AVAILABLE DATA:
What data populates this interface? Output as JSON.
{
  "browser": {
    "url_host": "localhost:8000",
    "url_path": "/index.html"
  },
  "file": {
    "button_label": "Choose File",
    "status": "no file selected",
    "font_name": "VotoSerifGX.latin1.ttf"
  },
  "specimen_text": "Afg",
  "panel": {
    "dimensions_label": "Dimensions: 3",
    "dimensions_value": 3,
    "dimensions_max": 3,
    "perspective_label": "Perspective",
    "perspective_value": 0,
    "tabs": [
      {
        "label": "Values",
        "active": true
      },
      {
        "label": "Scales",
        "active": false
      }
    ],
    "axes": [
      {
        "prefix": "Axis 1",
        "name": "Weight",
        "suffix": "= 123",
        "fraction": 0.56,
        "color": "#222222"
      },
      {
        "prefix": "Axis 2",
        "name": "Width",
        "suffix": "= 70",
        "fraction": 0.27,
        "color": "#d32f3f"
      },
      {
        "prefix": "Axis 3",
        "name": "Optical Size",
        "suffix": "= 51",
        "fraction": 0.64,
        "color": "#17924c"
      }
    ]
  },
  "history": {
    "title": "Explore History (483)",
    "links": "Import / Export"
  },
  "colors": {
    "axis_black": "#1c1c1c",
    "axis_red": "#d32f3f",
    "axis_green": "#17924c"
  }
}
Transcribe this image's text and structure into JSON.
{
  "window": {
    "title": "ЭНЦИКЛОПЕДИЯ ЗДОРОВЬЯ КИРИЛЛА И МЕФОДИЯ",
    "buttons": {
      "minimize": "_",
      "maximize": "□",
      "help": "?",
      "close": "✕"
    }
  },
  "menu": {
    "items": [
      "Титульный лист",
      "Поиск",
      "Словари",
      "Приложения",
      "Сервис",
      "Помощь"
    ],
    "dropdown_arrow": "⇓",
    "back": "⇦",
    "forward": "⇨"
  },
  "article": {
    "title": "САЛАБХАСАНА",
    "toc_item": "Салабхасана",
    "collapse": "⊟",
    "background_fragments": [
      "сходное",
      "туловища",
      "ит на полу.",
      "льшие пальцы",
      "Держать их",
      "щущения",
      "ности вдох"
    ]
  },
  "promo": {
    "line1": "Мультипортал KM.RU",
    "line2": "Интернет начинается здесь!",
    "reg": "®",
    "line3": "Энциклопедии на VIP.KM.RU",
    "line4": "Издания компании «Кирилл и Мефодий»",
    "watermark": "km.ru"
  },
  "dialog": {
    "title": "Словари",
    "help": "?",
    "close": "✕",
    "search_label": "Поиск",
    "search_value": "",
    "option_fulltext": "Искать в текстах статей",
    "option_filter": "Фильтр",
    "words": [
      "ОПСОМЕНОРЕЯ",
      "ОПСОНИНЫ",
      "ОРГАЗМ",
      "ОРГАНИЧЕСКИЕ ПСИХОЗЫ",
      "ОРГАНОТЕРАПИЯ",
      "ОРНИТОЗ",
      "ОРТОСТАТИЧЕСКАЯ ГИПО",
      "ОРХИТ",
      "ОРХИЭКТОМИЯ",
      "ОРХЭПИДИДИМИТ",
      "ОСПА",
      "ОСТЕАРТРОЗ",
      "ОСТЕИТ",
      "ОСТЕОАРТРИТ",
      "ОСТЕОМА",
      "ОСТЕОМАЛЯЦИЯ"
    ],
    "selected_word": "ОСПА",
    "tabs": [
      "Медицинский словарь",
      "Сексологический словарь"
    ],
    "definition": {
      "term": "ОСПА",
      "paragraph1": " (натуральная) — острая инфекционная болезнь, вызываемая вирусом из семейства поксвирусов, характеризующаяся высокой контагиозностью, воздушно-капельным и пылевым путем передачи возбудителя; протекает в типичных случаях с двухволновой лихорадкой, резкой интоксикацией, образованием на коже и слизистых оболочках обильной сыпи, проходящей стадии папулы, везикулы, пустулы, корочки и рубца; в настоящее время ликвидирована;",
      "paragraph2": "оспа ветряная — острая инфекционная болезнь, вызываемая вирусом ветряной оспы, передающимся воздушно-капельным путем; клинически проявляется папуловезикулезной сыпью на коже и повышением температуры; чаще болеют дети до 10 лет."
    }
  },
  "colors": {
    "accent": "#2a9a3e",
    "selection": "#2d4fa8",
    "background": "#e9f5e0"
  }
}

STATED PROBLEM: Identify each line containing the string "title" and copy it out.

RESULT OF THIS EXERCISE:
    "title": "Explore History (483)",
    "title": "ЭНЦИКЛОПЕДИЯ ЗДОРОВЬЯ КИРИЛЛА И МЕФОДИЯ",
    "title": "САЛАБХАСАНА",
    "title": "Словари",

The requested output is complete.